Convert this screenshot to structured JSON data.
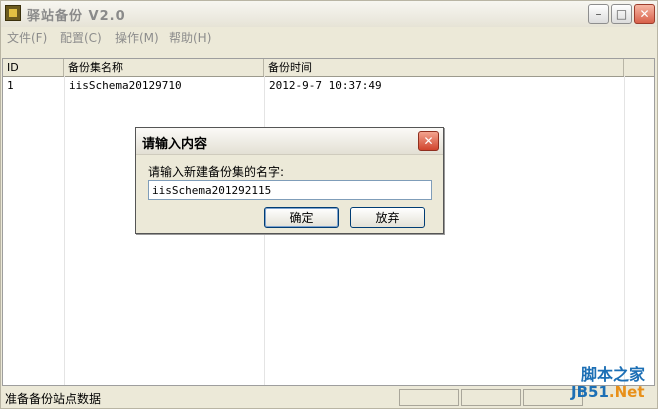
{
  "window": {
    "title": "驿站备份 V2.0"
  },
  "menu": [
    "文件(F)",
    "配置(C)",
    "操作(M)",
    "帮助(H)"
  ],
  "table": {
    "columns": [
      "ID",
      "备份集名称",
      "备份时间"
    ],
    "rows": [
      [
        "1",
        "iisSchema20129710",
        "2012-9-7 10:37:49"
      ]
    ]
  },
  "dialog": {
    "title": "请输入内容",
    "prompt": "请输入新建备份集的名字:",
    "input_value": "iisSchema201292115",
    "ok_label": "确定",
    "cancel_label": "放弃"
  },
  "status": {
    "text": "准备备份站点数据"
  },
  "watermark": {
    "top": "脚本之家",
    "bottom_left": "JB51",
    "bottom_right": ".Net"
  },
  "colors": {
    "watermark_blue": "#1c6fb5",
    "watermark_orange": "#e8901a"
  }
}
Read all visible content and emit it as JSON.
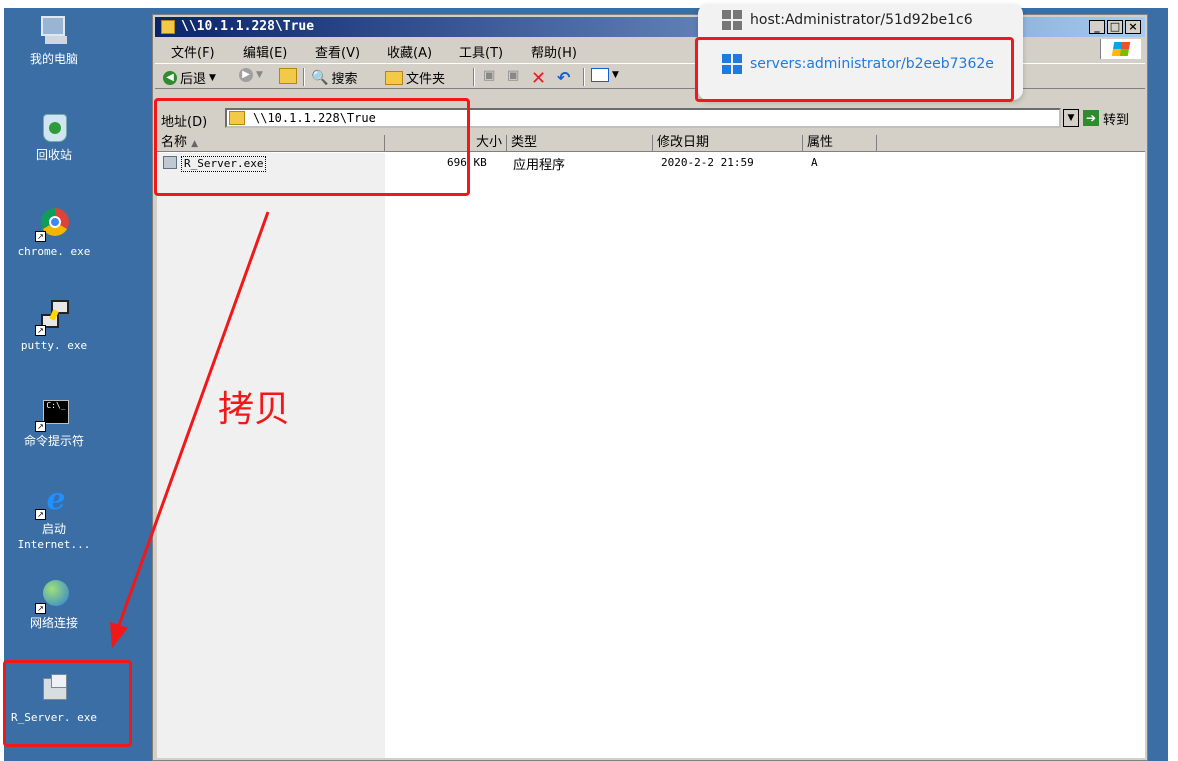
{
  "desktop": {
    "icons": [
      {
        "label": "我的电脑"
      },
      {
        "label": "回收站"
      },
      {
        "label": "chrome. exe"
      },
      {
        "label": "putty. exe"
      },
      {
        "label": "命令提示符"
      },
      {
        "label": "启动",
        "label2": "Internet..."
      },
      {
        "label": "网络连接"
      },
      {
        "label": "R_Server. exe"
      }
    ]
  },
  "window": {
    "title": "\\\\10.1.1.228\\True",
    "menu": [
      "文件(F)",
      "编辑(E)",
      "查看(V)",
      "收藏(A)",
      "工具(T)",
      "帮助(H)"
    ],
    "toolbar": {
      "back": "后退",
      "search": "搜索",
      "folders": "文件夹"
    },
    "address": {
      "label": "地址(D)",
      "value": "\\\\10.1.1.228\\True",
      "go": "转到"
    },
    "columns": [
      "名称",
      "大小",
      "类型",
      "修改日期",
      "属性"
    ],
    "rows": [
      {
        "name": "R_Server.exe",
        "size": "696 KB",
        "type": "应用程序",
        "modified": "2020-2-2 21:59",
        "attr": "A"
      }
    ]
  },
  "popup": {
    "items": [
      {
        "label": "host:Administrator/51d92be1c6"
      },
      {
        "label": "servers:administrator/b2eeb7362e"
      }
    ],
    "colors": {
      "selected": "#1e7be0"
    }
  },
  "annotation": {
    "text": "拷贝",
    "color": "#f01818"
  }
}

* * * * *

→ **What the task requires**
From the data above, gather every line that includes the word "True".

→ **Solution to this problem**
    "title": "\\\\10.1.1.228\\True",
      "value": "\\\\10.1.1.228\\True",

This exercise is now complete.